_Source data_
== == ==

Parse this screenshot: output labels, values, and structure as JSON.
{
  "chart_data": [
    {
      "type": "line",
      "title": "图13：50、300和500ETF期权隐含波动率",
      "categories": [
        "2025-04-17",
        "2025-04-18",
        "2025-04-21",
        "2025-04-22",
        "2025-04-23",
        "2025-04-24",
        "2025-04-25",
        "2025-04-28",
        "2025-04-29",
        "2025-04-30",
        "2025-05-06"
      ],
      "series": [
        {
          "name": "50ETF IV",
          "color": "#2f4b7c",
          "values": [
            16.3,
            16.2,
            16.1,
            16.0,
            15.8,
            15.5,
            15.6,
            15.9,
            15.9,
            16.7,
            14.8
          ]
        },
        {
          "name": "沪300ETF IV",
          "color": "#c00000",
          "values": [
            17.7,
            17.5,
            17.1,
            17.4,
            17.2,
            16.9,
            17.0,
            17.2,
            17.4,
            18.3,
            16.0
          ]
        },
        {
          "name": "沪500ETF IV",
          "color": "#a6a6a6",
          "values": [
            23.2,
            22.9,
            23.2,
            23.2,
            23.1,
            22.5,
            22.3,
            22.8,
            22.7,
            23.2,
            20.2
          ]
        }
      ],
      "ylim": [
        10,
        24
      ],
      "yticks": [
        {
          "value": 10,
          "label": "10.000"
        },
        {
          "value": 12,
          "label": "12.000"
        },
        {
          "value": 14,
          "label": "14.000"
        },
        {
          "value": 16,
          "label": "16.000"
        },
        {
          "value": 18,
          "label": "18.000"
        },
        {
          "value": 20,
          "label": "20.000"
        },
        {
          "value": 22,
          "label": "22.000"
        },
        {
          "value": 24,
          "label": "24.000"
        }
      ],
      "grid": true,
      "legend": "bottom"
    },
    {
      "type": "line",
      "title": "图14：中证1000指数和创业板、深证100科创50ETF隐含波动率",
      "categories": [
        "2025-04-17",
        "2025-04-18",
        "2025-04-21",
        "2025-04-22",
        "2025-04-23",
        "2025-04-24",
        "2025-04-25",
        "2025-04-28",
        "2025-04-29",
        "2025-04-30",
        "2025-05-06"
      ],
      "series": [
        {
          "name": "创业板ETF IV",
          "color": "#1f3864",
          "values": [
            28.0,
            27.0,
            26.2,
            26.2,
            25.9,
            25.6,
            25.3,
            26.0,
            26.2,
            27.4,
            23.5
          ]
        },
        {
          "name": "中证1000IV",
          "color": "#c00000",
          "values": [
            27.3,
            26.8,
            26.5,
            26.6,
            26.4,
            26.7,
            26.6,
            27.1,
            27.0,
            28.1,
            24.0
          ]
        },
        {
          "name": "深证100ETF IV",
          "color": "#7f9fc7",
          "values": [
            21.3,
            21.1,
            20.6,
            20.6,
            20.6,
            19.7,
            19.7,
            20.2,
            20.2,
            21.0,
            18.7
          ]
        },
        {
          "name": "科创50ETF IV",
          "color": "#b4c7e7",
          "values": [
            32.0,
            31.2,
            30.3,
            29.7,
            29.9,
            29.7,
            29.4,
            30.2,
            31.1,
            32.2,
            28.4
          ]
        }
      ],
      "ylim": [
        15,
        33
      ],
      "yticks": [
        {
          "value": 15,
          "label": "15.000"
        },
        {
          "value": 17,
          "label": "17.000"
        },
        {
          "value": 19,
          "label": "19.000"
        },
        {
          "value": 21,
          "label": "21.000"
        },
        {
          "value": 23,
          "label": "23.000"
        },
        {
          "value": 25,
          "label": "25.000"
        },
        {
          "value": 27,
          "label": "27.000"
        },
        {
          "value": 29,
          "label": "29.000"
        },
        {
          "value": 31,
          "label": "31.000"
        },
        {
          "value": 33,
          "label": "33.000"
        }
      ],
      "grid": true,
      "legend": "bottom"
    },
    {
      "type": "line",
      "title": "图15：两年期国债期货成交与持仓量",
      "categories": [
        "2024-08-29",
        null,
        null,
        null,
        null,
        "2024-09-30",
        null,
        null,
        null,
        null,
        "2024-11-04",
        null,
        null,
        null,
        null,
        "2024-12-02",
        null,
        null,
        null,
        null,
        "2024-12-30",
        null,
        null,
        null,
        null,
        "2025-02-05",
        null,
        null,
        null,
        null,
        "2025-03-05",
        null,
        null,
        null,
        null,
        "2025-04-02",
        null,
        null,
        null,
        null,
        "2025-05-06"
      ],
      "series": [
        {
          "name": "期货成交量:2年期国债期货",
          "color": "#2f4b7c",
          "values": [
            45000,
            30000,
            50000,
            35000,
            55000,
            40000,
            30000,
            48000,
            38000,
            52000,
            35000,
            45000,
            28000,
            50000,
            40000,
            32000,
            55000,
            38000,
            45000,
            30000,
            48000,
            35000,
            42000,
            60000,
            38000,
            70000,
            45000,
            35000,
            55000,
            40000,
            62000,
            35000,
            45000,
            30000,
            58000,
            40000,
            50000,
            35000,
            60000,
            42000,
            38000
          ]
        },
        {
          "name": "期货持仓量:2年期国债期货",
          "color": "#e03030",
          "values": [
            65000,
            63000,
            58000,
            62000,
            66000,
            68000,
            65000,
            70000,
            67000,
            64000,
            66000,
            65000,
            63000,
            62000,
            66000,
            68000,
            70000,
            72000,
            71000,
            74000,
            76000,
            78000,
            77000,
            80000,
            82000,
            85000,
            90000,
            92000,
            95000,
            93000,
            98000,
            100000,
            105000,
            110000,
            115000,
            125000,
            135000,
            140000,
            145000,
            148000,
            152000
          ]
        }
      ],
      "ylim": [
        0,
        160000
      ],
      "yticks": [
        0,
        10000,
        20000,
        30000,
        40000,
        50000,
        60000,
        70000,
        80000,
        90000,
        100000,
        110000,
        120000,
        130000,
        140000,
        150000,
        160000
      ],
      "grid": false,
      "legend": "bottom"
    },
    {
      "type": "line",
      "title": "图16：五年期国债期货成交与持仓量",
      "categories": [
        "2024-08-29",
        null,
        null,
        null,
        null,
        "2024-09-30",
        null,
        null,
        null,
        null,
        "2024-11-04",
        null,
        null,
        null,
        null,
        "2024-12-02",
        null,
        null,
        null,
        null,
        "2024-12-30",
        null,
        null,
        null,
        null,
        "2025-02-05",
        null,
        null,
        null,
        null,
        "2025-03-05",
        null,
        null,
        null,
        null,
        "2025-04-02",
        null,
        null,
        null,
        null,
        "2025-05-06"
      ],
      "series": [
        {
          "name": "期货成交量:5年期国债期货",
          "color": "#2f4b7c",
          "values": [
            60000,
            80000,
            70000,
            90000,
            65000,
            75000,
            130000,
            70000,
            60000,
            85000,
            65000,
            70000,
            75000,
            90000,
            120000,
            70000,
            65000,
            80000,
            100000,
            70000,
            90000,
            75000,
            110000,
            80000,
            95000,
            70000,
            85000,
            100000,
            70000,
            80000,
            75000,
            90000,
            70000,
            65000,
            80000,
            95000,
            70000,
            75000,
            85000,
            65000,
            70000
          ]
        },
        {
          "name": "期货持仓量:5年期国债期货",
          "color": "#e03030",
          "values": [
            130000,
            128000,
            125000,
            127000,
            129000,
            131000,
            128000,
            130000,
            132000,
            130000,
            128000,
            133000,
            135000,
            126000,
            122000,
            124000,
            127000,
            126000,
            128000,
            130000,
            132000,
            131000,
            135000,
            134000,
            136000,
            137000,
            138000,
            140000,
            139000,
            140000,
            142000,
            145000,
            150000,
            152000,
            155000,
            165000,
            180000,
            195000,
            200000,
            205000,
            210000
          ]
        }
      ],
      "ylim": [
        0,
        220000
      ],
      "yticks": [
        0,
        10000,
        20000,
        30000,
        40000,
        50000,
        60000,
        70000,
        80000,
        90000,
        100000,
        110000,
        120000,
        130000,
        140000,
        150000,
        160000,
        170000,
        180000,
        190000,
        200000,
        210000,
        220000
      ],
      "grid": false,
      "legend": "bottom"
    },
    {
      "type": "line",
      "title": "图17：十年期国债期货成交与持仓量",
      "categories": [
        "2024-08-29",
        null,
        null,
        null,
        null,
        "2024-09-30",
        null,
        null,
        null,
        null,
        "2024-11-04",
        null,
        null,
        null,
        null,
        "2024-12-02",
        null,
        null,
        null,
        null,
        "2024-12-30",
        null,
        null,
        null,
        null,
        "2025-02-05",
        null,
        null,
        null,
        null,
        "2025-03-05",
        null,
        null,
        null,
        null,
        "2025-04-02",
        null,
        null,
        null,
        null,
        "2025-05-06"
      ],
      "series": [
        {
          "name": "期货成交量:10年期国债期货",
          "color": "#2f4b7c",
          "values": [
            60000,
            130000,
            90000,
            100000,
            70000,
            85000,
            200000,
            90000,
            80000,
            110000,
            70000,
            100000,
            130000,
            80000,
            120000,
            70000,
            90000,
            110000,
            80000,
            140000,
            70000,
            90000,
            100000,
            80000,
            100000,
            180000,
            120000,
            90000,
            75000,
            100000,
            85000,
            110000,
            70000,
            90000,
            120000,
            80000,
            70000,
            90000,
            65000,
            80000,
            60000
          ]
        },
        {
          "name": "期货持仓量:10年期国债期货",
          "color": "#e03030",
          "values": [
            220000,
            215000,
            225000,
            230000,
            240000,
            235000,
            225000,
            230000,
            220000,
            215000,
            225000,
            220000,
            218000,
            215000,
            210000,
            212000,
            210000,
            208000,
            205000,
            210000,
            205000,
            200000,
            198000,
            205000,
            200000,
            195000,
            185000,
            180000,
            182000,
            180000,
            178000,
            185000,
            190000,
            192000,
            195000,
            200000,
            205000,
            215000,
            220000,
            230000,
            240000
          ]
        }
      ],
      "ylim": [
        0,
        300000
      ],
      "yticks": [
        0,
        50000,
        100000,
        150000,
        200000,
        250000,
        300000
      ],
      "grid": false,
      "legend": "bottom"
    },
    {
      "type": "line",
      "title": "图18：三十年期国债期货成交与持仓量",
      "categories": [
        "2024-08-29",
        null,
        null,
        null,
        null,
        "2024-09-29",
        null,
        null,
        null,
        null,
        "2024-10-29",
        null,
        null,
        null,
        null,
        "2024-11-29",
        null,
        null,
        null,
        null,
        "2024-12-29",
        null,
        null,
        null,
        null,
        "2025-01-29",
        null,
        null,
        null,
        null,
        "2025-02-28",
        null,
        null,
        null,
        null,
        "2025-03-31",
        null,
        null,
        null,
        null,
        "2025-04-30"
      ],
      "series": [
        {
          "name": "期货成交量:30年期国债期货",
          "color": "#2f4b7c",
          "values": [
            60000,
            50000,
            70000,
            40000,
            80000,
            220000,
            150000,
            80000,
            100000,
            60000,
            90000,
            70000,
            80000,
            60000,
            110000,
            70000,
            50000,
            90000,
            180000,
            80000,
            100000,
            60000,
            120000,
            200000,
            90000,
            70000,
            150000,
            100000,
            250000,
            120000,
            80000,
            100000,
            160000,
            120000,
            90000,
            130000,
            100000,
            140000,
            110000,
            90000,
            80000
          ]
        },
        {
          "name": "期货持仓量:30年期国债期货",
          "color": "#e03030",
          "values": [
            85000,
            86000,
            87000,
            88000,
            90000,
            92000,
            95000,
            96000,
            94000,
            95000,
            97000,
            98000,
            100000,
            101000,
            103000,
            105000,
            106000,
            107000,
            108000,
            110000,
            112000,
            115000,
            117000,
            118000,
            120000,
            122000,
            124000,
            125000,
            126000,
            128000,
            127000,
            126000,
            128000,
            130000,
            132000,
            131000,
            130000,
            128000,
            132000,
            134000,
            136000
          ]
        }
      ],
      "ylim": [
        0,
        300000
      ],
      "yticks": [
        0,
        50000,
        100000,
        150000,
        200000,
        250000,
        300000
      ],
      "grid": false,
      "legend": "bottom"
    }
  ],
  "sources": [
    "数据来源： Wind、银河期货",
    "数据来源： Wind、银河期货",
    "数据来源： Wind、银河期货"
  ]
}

== == ==

Pick out the lines containing the word "期货成交量" and show them.

          "name": "期货成交量:2年期国债期货",
          "name": "期货成交量:5年期国债期货",
          "name": "期货成交量:10年期国债期货",
          "name": "期货成交量:30年期国债期货",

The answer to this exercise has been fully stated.